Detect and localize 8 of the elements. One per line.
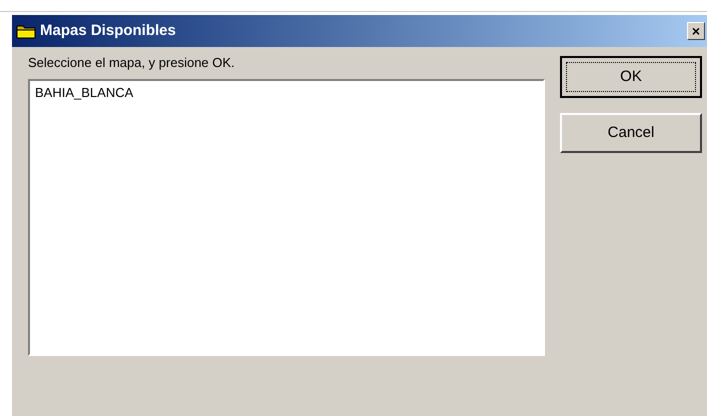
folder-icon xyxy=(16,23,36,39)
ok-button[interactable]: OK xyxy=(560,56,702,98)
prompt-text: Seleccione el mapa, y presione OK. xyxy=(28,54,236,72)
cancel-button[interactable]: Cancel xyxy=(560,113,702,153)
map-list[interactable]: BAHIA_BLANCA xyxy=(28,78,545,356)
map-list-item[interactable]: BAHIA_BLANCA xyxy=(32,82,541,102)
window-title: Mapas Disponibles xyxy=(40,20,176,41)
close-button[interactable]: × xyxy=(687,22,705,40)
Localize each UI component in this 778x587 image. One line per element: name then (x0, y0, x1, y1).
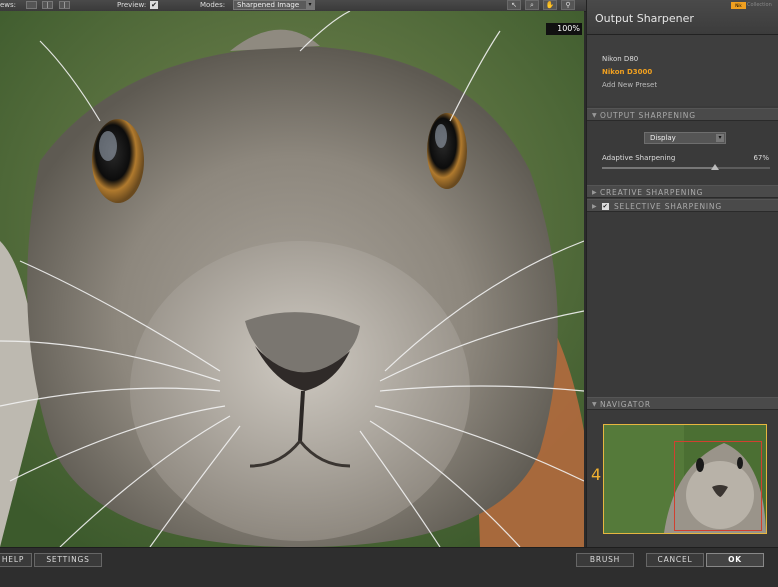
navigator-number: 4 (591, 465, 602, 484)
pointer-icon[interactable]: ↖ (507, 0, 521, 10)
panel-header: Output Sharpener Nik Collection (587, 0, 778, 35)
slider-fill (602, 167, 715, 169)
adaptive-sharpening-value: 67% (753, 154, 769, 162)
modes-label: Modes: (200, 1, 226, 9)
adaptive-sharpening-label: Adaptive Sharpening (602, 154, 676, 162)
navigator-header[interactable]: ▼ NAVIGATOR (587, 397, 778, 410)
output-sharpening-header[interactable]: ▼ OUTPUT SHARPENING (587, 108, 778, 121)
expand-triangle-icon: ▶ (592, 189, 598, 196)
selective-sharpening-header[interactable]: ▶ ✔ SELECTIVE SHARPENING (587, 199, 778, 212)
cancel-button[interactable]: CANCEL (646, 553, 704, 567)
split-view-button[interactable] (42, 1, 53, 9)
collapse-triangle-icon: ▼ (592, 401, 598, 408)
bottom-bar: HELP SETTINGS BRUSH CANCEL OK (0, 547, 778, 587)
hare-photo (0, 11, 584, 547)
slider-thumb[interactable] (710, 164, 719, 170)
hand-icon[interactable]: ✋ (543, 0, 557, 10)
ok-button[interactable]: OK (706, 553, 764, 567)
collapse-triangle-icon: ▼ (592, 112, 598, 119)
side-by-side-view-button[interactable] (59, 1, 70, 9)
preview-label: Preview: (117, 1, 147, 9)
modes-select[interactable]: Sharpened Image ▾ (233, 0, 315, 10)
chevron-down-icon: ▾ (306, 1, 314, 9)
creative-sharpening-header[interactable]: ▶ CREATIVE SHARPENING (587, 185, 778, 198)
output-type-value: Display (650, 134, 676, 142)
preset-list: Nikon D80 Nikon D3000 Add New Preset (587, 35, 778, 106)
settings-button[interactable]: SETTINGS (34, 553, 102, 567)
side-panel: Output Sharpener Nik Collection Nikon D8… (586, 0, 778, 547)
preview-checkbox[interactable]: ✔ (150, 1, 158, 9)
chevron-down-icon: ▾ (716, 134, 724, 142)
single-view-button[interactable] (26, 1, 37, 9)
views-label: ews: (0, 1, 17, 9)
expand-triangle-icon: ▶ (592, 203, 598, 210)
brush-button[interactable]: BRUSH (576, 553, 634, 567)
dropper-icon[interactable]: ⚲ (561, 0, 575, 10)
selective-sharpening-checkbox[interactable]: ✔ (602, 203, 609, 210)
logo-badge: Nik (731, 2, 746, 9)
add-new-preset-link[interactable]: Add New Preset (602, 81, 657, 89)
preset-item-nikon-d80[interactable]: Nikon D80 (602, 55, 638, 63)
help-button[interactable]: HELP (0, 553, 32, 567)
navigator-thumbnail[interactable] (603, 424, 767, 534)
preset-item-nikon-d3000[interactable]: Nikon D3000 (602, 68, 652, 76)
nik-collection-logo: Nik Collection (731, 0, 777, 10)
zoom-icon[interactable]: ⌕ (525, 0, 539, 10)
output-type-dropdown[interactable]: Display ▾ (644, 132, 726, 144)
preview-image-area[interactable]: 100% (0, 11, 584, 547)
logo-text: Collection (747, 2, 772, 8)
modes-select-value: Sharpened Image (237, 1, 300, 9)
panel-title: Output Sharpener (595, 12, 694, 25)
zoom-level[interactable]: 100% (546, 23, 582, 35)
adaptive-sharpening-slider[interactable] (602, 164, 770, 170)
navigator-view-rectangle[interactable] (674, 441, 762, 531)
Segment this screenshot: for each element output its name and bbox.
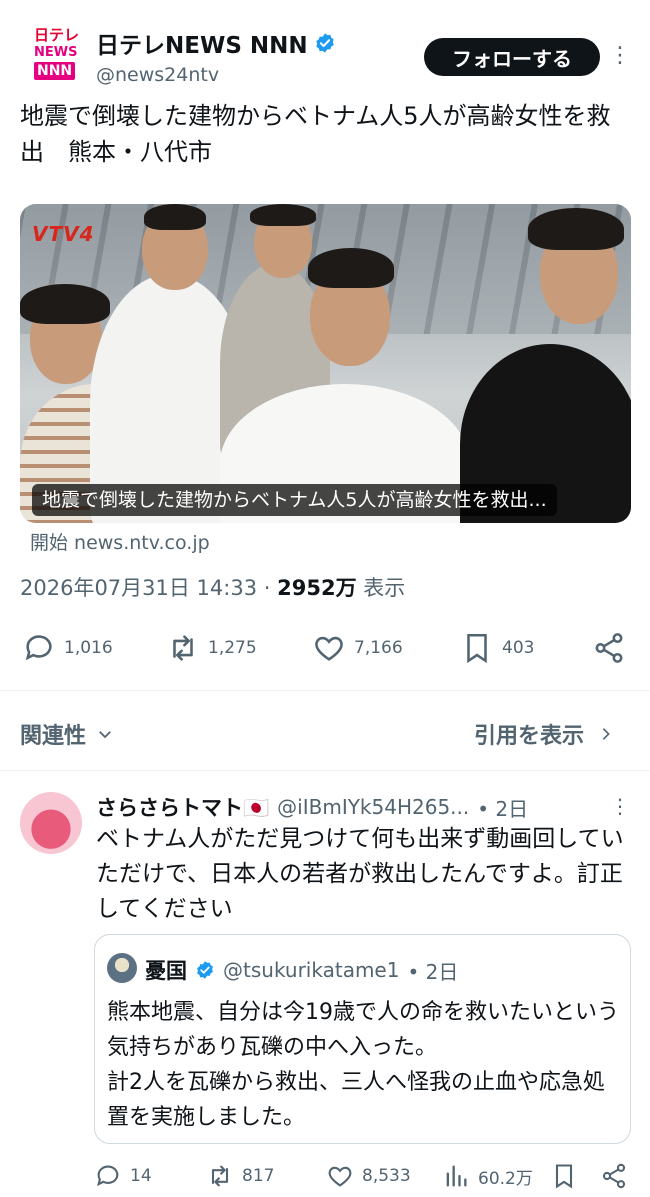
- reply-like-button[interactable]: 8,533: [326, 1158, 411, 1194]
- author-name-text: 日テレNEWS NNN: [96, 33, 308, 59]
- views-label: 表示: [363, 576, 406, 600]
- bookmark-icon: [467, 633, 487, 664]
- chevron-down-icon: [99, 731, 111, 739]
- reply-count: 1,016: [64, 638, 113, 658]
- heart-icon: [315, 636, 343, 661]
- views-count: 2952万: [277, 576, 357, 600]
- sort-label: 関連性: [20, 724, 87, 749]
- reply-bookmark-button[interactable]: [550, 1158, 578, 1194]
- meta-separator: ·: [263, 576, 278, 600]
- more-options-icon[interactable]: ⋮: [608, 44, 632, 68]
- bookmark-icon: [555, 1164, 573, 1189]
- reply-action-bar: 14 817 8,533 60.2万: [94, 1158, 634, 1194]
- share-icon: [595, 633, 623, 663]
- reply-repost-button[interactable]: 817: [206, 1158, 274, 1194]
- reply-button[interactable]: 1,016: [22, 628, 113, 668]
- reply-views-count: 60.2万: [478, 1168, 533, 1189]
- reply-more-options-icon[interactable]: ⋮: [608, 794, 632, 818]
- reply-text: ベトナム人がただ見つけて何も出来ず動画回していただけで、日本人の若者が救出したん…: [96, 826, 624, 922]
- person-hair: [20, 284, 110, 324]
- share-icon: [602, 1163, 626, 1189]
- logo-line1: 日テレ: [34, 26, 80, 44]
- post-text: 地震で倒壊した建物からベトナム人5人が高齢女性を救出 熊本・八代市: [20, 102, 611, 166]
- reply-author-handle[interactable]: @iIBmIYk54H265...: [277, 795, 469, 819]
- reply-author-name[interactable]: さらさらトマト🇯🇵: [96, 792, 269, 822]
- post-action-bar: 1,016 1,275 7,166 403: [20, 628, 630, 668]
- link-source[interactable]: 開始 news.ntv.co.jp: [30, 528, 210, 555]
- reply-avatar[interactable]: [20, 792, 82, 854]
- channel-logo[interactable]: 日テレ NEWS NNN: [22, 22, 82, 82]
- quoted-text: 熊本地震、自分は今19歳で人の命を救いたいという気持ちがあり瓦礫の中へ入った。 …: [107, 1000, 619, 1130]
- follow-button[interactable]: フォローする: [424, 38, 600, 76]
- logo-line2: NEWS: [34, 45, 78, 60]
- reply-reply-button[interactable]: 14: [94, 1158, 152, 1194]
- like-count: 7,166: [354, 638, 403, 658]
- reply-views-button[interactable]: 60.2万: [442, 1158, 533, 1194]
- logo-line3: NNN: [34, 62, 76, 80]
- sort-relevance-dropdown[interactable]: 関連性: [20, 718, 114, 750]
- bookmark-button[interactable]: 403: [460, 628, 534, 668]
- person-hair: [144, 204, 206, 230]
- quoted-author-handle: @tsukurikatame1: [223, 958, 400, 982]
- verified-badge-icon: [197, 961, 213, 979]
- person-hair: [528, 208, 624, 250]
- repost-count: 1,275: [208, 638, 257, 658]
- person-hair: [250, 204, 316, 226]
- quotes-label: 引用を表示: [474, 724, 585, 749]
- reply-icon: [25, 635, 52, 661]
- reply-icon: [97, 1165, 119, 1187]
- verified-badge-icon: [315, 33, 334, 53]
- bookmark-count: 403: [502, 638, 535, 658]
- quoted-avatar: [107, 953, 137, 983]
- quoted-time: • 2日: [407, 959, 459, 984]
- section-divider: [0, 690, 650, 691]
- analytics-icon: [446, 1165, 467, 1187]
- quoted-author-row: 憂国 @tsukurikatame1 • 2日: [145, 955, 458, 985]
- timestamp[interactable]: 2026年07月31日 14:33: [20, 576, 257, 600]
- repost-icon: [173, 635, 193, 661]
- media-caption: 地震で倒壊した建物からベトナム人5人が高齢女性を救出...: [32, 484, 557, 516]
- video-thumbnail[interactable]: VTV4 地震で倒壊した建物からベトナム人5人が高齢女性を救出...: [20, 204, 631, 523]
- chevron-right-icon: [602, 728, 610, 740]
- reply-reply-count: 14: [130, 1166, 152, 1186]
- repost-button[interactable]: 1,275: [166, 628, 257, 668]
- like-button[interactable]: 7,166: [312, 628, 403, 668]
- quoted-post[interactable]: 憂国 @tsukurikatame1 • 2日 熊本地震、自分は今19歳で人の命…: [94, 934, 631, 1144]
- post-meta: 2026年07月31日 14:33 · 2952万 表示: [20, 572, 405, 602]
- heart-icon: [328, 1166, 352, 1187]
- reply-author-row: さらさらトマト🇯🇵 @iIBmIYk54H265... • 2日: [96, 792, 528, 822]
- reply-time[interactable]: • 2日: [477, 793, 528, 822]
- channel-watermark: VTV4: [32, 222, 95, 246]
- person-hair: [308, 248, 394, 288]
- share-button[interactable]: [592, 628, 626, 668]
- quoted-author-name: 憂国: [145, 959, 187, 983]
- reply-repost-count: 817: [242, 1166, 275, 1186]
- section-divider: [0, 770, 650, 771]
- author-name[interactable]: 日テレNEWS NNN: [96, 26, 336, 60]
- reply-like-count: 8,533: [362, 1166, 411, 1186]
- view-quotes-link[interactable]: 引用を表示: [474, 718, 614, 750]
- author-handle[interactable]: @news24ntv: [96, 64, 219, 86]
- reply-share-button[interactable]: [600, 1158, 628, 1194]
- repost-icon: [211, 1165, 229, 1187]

_____

_Problem_. Select each line in the listing above that contains the string "modes" and copy it in full.

_Answer to the task_.
modes-label: Modes: (200, 1, 226, 9)
modes-select[interactable]: Sharpened Image ▾ (233, 0, 315, 10)
modes-select-value: Sharpened Image (237, 1, 300, 9)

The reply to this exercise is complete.